**What you will do:** Every line with the string "root" should be gathered.

**Source material:**

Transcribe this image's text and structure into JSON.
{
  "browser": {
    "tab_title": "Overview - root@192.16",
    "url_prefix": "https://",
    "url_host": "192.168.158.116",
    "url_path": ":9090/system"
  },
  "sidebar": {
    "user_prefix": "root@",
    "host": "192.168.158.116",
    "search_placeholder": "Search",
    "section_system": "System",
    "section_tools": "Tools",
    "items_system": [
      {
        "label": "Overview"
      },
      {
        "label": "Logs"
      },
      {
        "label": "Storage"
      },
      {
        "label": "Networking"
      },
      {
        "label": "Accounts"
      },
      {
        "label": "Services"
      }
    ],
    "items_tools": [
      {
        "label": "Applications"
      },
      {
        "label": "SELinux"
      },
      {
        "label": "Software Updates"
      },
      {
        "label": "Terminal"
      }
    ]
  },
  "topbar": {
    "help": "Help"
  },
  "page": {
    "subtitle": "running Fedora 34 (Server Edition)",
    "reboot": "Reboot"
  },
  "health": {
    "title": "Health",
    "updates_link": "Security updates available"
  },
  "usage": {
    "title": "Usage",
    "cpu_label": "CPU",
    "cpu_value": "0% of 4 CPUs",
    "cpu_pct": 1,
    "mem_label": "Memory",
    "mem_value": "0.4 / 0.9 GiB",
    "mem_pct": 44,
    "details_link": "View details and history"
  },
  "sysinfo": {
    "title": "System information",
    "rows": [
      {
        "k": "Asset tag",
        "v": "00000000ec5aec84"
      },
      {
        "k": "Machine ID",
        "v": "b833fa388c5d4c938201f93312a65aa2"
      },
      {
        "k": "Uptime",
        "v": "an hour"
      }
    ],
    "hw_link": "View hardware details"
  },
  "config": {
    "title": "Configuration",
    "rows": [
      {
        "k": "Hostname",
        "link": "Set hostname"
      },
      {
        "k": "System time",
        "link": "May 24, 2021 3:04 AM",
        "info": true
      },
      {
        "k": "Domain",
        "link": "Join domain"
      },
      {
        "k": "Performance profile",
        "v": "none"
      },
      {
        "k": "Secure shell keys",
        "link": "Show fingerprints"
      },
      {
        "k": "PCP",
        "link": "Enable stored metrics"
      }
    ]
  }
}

**Reply:**
    "tab_title": "Overview - root@192.16",
    "user_prefix": "root@",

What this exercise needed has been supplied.